Records:
◇ ◇ ◇ ◇ ◇

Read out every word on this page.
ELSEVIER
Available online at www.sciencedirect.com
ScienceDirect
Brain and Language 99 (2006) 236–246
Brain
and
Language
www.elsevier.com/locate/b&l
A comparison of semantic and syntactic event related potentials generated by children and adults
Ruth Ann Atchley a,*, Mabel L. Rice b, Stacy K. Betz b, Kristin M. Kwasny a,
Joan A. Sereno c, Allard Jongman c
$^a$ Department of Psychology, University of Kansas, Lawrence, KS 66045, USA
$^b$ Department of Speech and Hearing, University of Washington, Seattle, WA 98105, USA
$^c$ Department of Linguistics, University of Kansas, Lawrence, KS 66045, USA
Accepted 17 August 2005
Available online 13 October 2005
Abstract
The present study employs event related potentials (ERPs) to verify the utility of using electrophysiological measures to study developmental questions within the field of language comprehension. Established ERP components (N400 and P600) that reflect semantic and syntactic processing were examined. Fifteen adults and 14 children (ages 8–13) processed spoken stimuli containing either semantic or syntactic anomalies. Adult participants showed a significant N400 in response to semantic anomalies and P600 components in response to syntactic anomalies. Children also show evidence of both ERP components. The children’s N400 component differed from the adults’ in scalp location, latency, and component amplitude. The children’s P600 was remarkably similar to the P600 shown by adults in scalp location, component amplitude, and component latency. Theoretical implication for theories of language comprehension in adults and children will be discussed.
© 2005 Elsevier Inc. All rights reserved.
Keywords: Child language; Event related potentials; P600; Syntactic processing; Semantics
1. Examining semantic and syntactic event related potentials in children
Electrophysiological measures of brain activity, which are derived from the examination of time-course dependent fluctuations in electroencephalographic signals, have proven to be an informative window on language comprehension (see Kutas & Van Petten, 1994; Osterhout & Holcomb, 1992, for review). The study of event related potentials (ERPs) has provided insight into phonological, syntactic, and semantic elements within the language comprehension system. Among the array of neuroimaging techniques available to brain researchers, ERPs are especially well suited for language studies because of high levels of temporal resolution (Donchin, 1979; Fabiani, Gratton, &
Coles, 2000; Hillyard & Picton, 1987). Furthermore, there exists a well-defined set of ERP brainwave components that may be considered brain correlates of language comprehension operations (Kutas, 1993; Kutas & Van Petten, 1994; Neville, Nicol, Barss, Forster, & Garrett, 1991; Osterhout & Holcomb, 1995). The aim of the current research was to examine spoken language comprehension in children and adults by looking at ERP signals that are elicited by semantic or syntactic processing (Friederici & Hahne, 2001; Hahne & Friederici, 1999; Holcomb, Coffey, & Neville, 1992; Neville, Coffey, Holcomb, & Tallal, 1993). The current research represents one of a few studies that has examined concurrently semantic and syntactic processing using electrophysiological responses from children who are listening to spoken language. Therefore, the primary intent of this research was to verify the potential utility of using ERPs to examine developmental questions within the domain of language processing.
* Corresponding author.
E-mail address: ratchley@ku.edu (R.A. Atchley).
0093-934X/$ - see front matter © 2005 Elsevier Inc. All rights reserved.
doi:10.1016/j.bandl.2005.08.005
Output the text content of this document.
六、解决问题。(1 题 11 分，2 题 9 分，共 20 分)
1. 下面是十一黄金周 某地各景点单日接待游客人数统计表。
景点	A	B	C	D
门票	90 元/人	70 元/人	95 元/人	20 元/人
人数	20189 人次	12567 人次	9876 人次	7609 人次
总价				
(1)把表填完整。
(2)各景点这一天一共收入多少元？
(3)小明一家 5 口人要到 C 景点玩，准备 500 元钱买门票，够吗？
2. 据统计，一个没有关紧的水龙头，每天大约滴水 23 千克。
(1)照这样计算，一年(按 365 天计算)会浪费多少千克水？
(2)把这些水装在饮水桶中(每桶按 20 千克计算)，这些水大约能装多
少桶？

◇ ◇ ◇ ◇ ◇

• Task:
Every line from the one containing "Output the text content of this document." through the end of the entries above must be echoed exactly, with both ends kept.

• In response:
Output the text content of this document.
六、解决问题。(1 题 11 分，2 题 9 分，共 20 分)
1. 下面是十一黄金周 某地各景点单日接待游客人数统计表。
景点	A	B	C	D
门票	90 元/人	70 元/人	95 元/人	20 元/人
人数	20189 人次	12567 人次	9876 人次	7609 人次
总价				
(1)把表填完整。
(2)各景点这一天一共收入多少元？
(3)小明一家 5 口人要到 C 景点玩，准备 500 元钱买门票，够吗？
2. 据统计，一个没有关紧的水龙头，每天大约滴水 23 千克。
(1)照这样计算，一年(按 365 天计算)会浪费多少千克水？
(2)把这些水装在饮水桶中(每桶按 20 千克计算)，这些水大约能装多
少桶？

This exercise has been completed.